The task
All of the records below should be output exactly.

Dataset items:
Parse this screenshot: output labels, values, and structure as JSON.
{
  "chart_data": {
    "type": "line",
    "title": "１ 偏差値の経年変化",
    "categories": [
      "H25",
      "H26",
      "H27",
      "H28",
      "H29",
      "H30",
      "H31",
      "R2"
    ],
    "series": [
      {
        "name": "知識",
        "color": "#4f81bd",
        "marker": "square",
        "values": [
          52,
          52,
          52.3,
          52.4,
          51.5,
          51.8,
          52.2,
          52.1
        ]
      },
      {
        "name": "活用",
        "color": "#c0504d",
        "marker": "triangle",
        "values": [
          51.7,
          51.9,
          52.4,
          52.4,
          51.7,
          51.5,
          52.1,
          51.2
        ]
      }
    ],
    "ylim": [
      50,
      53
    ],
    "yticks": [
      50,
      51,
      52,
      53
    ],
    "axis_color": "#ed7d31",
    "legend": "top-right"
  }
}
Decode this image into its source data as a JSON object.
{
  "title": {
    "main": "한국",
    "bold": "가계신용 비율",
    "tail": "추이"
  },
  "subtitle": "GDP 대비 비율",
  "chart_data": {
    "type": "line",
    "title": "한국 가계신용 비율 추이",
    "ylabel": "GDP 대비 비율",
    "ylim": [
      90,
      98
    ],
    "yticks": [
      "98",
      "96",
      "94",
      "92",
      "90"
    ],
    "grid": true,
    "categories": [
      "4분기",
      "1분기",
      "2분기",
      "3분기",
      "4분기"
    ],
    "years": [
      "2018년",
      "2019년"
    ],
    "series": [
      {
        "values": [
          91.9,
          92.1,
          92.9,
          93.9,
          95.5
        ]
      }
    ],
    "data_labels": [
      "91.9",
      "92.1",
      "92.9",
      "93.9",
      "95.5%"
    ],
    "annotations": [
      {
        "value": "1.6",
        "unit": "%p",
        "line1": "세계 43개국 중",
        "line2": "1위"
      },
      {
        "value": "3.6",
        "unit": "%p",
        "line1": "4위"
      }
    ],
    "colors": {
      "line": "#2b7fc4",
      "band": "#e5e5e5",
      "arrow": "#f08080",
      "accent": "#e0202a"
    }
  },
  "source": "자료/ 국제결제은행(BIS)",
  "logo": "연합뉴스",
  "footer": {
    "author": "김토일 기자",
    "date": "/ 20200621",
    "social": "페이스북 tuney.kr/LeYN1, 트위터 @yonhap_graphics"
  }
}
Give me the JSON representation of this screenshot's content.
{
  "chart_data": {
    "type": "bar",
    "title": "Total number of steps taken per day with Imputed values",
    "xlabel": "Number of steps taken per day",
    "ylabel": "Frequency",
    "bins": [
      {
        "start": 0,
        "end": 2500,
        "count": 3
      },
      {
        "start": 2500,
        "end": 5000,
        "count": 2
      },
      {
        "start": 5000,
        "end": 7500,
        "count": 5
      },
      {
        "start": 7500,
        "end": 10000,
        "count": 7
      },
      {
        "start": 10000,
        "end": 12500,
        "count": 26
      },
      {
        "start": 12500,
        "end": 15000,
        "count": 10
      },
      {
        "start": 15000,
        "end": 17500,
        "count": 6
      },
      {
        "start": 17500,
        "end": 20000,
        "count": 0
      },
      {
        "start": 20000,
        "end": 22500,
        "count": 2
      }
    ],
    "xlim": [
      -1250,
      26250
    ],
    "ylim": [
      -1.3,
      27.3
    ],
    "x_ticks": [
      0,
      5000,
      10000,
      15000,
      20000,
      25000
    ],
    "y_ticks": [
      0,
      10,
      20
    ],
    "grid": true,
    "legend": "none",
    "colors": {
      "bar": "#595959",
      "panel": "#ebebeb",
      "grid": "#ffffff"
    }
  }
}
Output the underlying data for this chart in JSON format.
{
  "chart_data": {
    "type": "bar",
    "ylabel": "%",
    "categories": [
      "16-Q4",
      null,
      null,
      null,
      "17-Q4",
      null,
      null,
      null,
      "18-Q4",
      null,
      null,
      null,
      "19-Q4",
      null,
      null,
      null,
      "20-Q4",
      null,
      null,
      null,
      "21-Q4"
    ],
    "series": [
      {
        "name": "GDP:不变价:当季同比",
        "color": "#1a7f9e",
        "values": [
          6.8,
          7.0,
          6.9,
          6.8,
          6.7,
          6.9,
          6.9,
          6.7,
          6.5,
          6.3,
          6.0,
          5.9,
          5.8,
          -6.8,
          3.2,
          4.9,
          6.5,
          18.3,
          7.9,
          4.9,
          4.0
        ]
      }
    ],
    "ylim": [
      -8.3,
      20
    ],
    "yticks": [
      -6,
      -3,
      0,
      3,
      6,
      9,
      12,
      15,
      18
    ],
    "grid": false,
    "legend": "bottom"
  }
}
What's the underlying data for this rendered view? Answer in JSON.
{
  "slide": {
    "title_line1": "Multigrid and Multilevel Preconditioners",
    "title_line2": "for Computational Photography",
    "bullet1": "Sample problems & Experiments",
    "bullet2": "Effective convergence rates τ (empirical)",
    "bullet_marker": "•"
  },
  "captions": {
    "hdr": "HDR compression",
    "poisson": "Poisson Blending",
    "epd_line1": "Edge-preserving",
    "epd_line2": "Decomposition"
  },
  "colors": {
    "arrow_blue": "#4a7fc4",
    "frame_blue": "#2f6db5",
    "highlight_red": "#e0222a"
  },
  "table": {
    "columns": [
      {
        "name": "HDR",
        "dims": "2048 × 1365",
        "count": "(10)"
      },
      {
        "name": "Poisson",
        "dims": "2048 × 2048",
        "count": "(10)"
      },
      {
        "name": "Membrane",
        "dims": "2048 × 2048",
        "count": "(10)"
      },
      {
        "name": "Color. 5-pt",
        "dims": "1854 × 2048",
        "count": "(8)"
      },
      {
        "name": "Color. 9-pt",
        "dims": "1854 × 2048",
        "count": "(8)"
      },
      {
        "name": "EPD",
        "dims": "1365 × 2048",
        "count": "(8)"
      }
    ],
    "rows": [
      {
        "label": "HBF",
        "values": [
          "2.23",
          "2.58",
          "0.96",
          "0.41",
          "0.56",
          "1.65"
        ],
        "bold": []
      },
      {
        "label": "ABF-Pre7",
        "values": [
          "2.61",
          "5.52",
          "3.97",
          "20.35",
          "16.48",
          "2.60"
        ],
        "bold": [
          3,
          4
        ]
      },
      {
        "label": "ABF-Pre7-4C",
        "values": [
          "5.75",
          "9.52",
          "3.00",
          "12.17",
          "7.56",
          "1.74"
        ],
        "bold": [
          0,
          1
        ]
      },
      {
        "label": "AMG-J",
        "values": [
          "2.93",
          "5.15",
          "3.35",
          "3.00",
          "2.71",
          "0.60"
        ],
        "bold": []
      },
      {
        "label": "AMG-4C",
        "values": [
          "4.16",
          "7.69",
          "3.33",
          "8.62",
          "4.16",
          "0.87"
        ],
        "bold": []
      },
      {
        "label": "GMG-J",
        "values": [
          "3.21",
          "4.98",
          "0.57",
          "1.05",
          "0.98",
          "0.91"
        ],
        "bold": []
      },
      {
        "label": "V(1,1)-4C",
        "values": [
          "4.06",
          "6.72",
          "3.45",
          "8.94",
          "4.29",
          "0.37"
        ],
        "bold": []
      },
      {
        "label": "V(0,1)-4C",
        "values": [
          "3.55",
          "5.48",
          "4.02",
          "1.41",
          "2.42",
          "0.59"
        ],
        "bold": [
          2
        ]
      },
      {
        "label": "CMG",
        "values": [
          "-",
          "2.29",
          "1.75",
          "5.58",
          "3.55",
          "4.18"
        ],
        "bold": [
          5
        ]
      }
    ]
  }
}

Finished task
Parse this screenshot: output labels, values, and structure as JSON.
{
  "chart_data": {
    "type": "line",
    "title": "１ 偏差値の経年変化",
    "categories": [
      "H25",
      "H26",
      "H27",
      "H28",
      "H29",
      "H30",
      "H31",
      "R2"
    ],
    "series": [
      {
        "name": "知識",
        "color": "#4f81bd",
        "marker": "square",
        "values": [
          52,
          52,
          52.3,
          52.4,
          51.5,
          51.8,
          52.2,
          52.1
        ]
      },
      {
        "name": "活用",
        "color": "#c0504d",
        "marker": "triangle",
        "values": [
          51.7,
          51.9,
          52.4,
          52.4,
          51.7,
          51.5,
          52.1,
          51.2
        ]
      }
    ],
    "ylim": [
      50,
      53
    ],
    "yticks": [
      50,
      51,
      52,
      53
    ],
    "axis_color": "#ed7d31",
    "legend": "top-right"
  }
}
Decode this image into its source data as a JSON object.
{
  "title": {
    "main": "한국",
    "bold": "가계신용 비율",
    "tail": "추이"
  },
  "subtitle": "GDP 대비 비율",
  "chart_data": {
    "type": "line",
    "title": "한국 가계신용 비율 추이",
    "ylabel": "GDP 대비 비율",
    "ylim": [
      90,
      98
    ],
    "yticks": [
      "98",
      "96",
      "94",
      "92",
      "90"
    ],
    "grid": true,
    "categories": [
      "4분기",
      "1분기",
      "2분기",
      "3분기",
      "4분기"
    ],
    "years": [
      "2018년",
      "2019년"
    ],
    "series": [
      {
        "values": [
          91.9,
          92.1,
          92.9,
          93.9,
          95.5
        ]
      }
    ],
    "data_labels": [
      "91.9",
      "92.1",
      "92.9",
      "93.9",
      "95.5%"
    ],
    "annotations": [
      {
        "value": "1.6",
        "unit": "%p",
        "line1": "세계 43개국 중",
        "line2": "1위"
      },
      {
        "value": "3.6",
        "unit": "%p",
        "line1": "4위"
      }
    ],
    "colors": {
      "line": "#2b7fc4",
      "band": "#e5e5e5",
      "arrow": "#f08080",
      "accent": "#e0202a"
    }
  },
  "source": "자료/ 국제결제은행(BIS)",
  "logo": "연합뉴스",
  "footer": {
    "author": "김토일 기자",
    "date": "/ 20200621",
    "social": "페이스북 tuney.kr/LeYN1, 트위터 @yonhap_graphics"
  }
}
Give me the JSON representation of this screenshot's content.
{
  "chart_data": {
    "type": "bar",
    "title": "Total number of steps taken per day with Imputed values",
    "xlabel": "Number of steps taken per day",
    "ylabel": "Frequency",
    "bins": [
      {
        "start": 0,
        "end": 2500,
        "count": 3
      },
      {
        "start": 2500,
        "end": 5000,
        "count": 2
      },
      {
        "start": 5000,
        "end": 7500,
        "count": 5
      },
      {
        "start": 7500,
        "end": 10000,
        "count": 7
      },
      {
        "start": 10000,
        "end": 12500,
        "count": 26
      },
      {
        "start": 12500,
        "end": 15000,
        "count": 10
      },
      {
        "start": 15000,
        "end": 17500,
        "count": 6
      },
      {
        "start": 17500,
        "end": 20000,
        "count": 0
      },
      {
        "start": 20000,
        "end": 22500,
        "count": 2
      }
    ],
    "xlim": [
      -1250,
      26250
    ],
    "ylim": [
      -1.3,
      27.3
    ],
    "x_ticks": [
      0,
      5000,
      10000,
      15000,
      20000,
      25000
    ],
    "y_ticks": [
      0,
      10,
      20
    ],
    "grid": true,
    "legend": "none",
    "colors": {
      "bar": "#595959",
      "panel": "#ebebeb",
      "grid": "#ffffff"
    }
  }
}
Output the underlying data for this chart in JSON format.
{
  "chart_data": {
    "type": "bar",
    "ylabel": "%",
    "categories": [
      "16-Q4",
      null,
      null,
      null,
      "17-Q4",
      null,
      null,
      null,
      "18-Q4",
      null,
      null,
      null,
      "19-Q4",
      null,
      null,
      null,
      "20-Q4",
      null,
      null,
      null,
      "21-Q4"
    ],
    "series": [
      {
        "name": "GDP:不变价:当季同比",
        "color": "#1a7f9e",
        "values": [
          6.8,
          7.0,
          6.9,
          6.8,
          6.7,
          6.9,
          6.9,
          6.7,
          6.5,
          6.3,
          6.0,
          5.9,
          5.8,
          -6.8,
          3.2,
          4.9,
          6.5,
          18.3,
          7.9,
          4.9,
          4.0
        ]
      }
    ],
    "ylim": [
      -8.3,
      20
    ],
    "yticks": [
      -6,
      -3,
      0,
      3,
      6,
      9,
      12,
      15,
      18
    ],
    "grid": false,
    "legend": "bottom"
  }
}
What's the underlying data for this rendered view? Answer in JSON.
{
  "slide": {
    "title_line1": "Multigrid and Multilevel Preconditioners",
    "title_line2": "for Computational Photography",
    "bullet1": "Sample problems & Experiments",
    "bullet2": "Effective convergence rates τ (empirical)",
    "bullet_marker": "•"
  },
  "captions": {
    "hdr": "HDR compression",
    "poisson": "Poisson Blending",
    "epd_line1": "Edge-preserving",
    "epd_line2": "Decomposition"
  },
  "colors": {
    "arrow_blue": "#4a7fc4",
    "frame_blue": "#2f6db5",
    "highlight_red": "#e0222a"
  },
  "table": {
    "columns": [
      {
        "name": "HDR",
        "dims": "2048 × 1365",
        "count": "(10)"
      },
      {
        "name": "Poisson",
        "dims": "2048 × 2048",
        "count": "(10)"
      },
      {
        "name": "Membrane",
        "dims": "2048 × 2048",
        "count": "(10)"
      },
      {
        "name": "Color. 5-pt",
        "dims": "1854 × 2048",
        "count": "(8)"
      },
      {
        "name": "Color. 9-pt",
        "dims": "1854 × 2048",
        "count": "(8)"
      },
      {
        "name": "EPD",
        "dims": "1365 × 2048",
        "count": "(8)"
      }
    ],
    "rows": [
      {
        "label": "HBF",
        "values": [
          "2.23",
          "2.58",
          "0.96",
          "0.41",
          "0.56",
          "1.65"
        ],
        "bold": []
      },
      {
        "label": "ABF-Pre7",
        "values": [
          "2.61",
          "5.52",
          "3.97",
          "20.35",
          "16.48",
          "2.60"
        ],
        "bold": [
          3,
          4
        ]
      },
      {
        "label": "ABF-Pre7-4C",
        "values": [
          "5.75",
          "9.52",
          "3.00",
          "12.17",
          "7.56",
          "1.74"
        ],
        "bold": [
          0,
          1
        ]
      },
      {
        "label": "AMG-J",
        "values": [
          "2.93",
          "5.15",
          "3.35",
          "3.00",
          "2.71",
          "0.60"
        ],
        "bold": []
      },
      {
        "label": "AMG-4C",
        "values": [
          "4.16",
          "7.69",
          "3.33",
          "8.62",
          "4.16",
          "0.87"
        ],
        "bold": []
      },
      {
        "label": "GMG-J",
        "values": [
          "3.21",
          "4.98",
          "0.57",
          "1.05",
          "0.98",
          "0.91"
        ],
        "bold": []
      },
      {
        "label": "V(1,1)-4C",
        "values": [
          "4.06",
          "6.72",
          "3.45",
          "8.94",
          "4.29",
          "0.37"
        ],
        "bold": []
      },
      {
        "label": "V(0,1)-4C",
        "values": [
          "3.55",
          "5.48",
          "4.02",
          "1.41",
          "2.42",
          "0.59"
        ],
        "bold": [
          2
        ]
      },
      {
        "label": "CMG",
        "values": [
          "-",
          "2.29",
          "1.75",
          "5.58",
          "3.55",
          "4.18"
        ],
        "bold": [
          5
        ]
      }
    ]
  }
}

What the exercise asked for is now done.